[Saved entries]
::::::::

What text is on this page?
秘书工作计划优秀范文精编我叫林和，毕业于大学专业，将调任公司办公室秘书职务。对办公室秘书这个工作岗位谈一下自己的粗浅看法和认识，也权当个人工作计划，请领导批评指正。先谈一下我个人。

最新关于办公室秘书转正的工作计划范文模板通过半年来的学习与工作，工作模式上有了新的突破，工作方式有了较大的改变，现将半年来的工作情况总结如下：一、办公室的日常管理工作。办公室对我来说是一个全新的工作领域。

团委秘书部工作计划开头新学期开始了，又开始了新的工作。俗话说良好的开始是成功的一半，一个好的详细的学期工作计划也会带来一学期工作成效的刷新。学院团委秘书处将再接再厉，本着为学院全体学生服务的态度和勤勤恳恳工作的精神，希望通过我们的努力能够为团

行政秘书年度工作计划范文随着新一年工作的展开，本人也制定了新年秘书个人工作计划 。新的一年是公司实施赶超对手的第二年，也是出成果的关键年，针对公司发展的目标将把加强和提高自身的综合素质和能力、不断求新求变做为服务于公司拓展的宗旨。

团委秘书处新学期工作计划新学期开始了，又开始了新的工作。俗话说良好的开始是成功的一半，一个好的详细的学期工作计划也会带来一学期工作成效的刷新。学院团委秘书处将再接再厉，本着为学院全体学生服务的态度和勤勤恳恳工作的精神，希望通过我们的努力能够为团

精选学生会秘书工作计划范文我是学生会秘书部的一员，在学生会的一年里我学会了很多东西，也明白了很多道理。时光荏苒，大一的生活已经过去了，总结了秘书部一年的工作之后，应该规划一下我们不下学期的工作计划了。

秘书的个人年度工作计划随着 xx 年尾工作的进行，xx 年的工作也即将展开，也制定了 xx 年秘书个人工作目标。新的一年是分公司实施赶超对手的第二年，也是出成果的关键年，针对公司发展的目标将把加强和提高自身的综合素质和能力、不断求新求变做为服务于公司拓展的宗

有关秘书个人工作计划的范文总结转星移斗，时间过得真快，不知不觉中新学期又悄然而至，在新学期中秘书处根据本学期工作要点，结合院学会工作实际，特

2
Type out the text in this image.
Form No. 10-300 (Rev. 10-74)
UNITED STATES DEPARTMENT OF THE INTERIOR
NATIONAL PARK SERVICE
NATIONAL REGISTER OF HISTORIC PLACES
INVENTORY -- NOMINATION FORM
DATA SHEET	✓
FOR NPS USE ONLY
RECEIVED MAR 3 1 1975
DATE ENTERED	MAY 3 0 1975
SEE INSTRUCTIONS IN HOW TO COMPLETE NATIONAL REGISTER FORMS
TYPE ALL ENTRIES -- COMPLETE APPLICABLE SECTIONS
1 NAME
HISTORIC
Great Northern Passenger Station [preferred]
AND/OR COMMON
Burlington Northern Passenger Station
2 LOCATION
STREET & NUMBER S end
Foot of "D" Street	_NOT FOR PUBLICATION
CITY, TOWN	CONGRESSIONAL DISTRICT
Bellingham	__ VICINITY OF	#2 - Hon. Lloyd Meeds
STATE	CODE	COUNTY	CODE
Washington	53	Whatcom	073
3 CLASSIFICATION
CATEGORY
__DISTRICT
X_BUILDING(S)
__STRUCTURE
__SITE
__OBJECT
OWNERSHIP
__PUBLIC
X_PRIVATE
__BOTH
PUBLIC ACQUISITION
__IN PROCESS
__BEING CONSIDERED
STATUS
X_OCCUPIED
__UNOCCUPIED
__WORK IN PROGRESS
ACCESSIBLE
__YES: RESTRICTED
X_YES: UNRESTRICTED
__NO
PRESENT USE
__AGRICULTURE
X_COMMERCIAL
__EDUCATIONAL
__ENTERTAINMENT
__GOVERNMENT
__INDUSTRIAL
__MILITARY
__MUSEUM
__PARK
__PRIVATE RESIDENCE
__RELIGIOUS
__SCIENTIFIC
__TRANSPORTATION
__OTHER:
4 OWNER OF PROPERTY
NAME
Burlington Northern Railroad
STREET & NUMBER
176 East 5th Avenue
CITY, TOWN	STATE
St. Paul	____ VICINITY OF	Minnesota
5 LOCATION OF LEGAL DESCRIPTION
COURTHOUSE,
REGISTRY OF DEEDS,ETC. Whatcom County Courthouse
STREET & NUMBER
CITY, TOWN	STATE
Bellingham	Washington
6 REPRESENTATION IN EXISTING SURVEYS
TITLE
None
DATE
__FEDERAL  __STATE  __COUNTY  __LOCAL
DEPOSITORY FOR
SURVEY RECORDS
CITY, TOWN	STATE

::::::::

=== Given instruction ===
Your task is to write out the lines from the one with "Type out the text in this image." through the end of the records, exactly and with nothing added.

=== Task result ===
Type out the text in this image.
Form No. 10-300 (Rev. 10-74)
UNITED STATES DEPARTMENT OF THE INTERIOR
NATIONAL PARK SERVICE
NATIONAL REGISTER OF HISTORIC PLACES
INVENTORY -- NOMINATION FORM
DATA SHEET	✓
FOR NPS USE ONLY
RECEIVED MAR 3 1 1975
DATE ENTERED	MAY 3 0 1975
SEE INSTRUCTIONS IN HOW TO COMPLETE NATIONAL REGISTER FORMS
TYPE ALL ENTRIES -- COMPLETE APPLICABLE SECTIONS
1 NAME
HISTORIC
Great Northern Passenger Station [preferred]
AND/OR COMMON
Burlington Northern Passenger Station
2 LOCATION
STREET & NUMBER S end
Foot of "D" Street	_NOT FOR PUBLICATION
CITY, TOWN	CONGRESSIONAL DISTRICT
Bellingham	__ VICINITY OF	#2 - Hon. Lloyd Meeds
STATE	CODE	COUNTY	CODE
Washington	53	Whatcom	073
3 CLASSIFICATION
CATEGORY
__DISTRICT
X_BUILDING(S)
__STRUCTURE
__SITE
__OBJECT
OWNERSHIP
__PUBLIC
X_PRIVATE
__BOTH
PUBLIC ACQUISITION
__IN PROCESS
__BEING CONSIDERED
STATUS
X_OCCUPIED
__UNOCCUPIED
__WORK IN PROGRESS
ACCESSIBLE
__YES: RESTRICTED
X_YES: UNRESTRICTED
__NO
PRESENT USE
__AGRICULTURE
X_COMMERCIAL
__EDUCATIONAL
__ENTERTAINMENT
__GOVERNMENT
__INDUSTRIAL
__MILITARY
__MUSEUM
__PARK
__PRIVATE RESIDENCE
__RELIGIOUS
__SCIENTIFIC
__TRANSPORTATION
__OTHER:
4 OWNER OF PROPERTY
NAME
Burlington Northern Railroad
STREET & NUMBER
176 East 5th Avenue
CITY, TOWN	STATE
St. Paul	____ VICINITY OF	Minnesota
5 LOCATION OF LEGAL DESCRIPTION
COURTHOUSE,
REGISTRY OF DEEDS,ETC. Whatcom County Courthouse
STREET & NUMBER
CITY, TOWN	STATE
Bellingham	Washington
6 REPRESENTATION IN EXISTING SURVEYS
TITLE
None
DATE
__FEDERAL  __STATE  __COUNTY  __LOCAL
DEPOSITORY FOR
SURVEY RECORDS
CITY, TOWN	STATE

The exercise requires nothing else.